— Consigne —
Prolongez, s'il vous plaît, le texte sur l'enfance de Céline Dion en reprenant après sa dernière phrase.

— Extrait —
- - - -
Céline DION voit le jour le 30 mars 1968, au moment où le Québec se libère du joug du clergé et de la suprématie des anglo-saxons. Son prénom, elle le doit à une chanson que sa maman lui fredonnait tout le temps alors qu’elle était enceinte : « Céline » , signée Vline Buggy et interprétée par Hugues Aufray.
Très jeunes, Céline est baignée dans un univers musical. Ses parents, comme ses 13 frères et sœurs, jouent tous d’un instrument de musique. La chanson la passionne à tel point qu’elle commence à se produire dans l’hôtel que tiennent ses parents dans la banlieue Est de Montréal.
En 1978, elle a à peine 10 ans. Sa mère et un de ses frères lui écrivent une première chanson, « Ce n’était qu’un rêve », dont Céline fait une maquette. La cassette est envoyée à un impressario très dynamique, René Angelil, qui compte déjà à son palmarès, René Silmard et Ginette Reno. Celui-ci décide de sortir le disque sur le marché québécois.
- - - -
— Données fournies —
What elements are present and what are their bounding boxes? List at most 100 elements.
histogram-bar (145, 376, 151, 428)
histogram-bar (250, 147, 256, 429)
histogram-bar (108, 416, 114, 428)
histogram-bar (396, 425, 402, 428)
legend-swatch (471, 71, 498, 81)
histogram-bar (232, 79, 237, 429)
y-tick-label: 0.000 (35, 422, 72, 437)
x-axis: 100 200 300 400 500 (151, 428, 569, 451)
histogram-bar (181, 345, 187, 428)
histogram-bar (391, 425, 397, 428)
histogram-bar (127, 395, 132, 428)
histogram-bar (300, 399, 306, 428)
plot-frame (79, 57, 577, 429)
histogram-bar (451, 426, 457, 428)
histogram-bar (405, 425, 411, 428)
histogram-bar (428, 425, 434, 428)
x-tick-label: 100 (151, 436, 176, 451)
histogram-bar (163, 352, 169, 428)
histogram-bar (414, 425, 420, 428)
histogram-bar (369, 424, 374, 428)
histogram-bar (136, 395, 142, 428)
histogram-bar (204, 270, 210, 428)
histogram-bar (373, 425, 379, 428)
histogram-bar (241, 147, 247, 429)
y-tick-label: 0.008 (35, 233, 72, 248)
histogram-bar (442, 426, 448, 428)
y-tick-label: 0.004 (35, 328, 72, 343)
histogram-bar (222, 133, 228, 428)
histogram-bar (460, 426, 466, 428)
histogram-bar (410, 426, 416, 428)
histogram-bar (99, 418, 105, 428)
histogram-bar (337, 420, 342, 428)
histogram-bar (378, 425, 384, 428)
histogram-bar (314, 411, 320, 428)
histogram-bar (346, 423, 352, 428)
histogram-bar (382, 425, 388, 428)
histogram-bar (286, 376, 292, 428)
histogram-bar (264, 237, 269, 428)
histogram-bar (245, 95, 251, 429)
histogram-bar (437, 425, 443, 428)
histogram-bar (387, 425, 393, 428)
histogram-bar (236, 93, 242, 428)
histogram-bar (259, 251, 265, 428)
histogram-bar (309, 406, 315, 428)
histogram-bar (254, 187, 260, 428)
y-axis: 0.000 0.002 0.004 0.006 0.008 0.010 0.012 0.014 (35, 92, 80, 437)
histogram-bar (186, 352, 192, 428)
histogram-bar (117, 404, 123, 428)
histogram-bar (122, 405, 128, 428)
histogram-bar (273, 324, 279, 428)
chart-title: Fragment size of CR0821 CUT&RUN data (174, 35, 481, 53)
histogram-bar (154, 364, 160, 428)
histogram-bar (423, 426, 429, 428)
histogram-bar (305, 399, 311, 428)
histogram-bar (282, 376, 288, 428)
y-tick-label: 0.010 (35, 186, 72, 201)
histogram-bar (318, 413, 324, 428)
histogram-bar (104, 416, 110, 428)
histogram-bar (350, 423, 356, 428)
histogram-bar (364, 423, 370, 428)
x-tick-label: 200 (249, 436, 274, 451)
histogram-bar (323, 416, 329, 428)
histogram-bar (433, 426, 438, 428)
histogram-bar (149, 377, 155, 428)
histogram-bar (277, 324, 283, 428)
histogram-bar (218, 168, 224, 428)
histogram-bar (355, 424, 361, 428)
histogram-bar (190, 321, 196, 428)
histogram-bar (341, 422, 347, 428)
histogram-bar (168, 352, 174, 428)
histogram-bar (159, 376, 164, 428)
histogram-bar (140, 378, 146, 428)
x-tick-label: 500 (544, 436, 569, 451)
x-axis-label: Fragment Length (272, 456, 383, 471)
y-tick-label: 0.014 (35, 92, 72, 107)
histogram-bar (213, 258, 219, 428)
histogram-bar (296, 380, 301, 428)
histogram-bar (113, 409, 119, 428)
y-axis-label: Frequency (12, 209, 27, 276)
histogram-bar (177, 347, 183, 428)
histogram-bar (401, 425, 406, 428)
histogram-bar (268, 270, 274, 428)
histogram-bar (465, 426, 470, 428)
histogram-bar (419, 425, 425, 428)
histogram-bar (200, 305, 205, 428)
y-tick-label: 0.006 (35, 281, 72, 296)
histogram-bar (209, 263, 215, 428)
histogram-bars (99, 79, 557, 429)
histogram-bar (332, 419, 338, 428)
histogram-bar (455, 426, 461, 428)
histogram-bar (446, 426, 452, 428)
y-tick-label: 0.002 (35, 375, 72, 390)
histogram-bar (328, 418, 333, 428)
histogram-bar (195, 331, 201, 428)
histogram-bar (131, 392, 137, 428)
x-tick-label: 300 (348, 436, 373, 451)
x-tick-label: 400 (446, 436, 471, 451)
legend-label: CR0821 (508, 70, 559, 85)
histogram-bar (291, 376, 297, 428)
- - - -
— Réponse ci-dessous —
CE N’ETAIT QU’UN RÊVE :
Dans un grand jardin enchanté
Tout à coup je me suis retrouvée
Une harpe et des violons jouaient
Des anges au ciel me souriaient
Le vent faisait chanter l’été
Je marchais d’un pas si léger
Sur un tapis aux pétales de roses
Une colombe sur mon épaule
Dans chaque main une hirondelle
Des papillons couleurs pastel
Ce n’était qu’un rêve
Ce n’était qu’un rêve
Mais si beau qu’il était vrai
Comme un jour qui se lève
Ce n’était qu’un rêve
Un sourire sur mes lèvres
Un sourire que j’ai gardé
Le soleil et ses rayons d’or
Les fleurs dansaient sur un même accord
Des cheveux blancs avec des ailes
Semblaient vouloir toucher le ciel
Vraiment j’étais au pays des fées
Ce n’était qu’un rêve
Ce n’était qu’un rêve
Mais si beau qu’il était vrai
Comme un jour qui se lève
Ce n’était qu’un rêve
Un sourire sur mes lèvres
Un sourire que j’ai gardé
Au-delà de mon rêve
Ce n’était qu’un rêve
Paroles : Thérèse Tanguay-Dion
Musique : Jacques Dion
Suite au succès du disque, elle publie 2LPs au Québec, 2 « longs jeux », dit-on en joual.
Très vite, René Angelil a de grandes ambitions pour Céline. Le marché québécois, avec ses trois millions de francophones, est un marché étroit. Il demande à Eddy Marnay (parolier français de Bourvil à Claude François) de l’aider à imposer Céline en France. Celui-ci au début 1982 réussit à convaincre une maison de disques de sortir « Ce n’était qu’un rêve » dans l’escagone.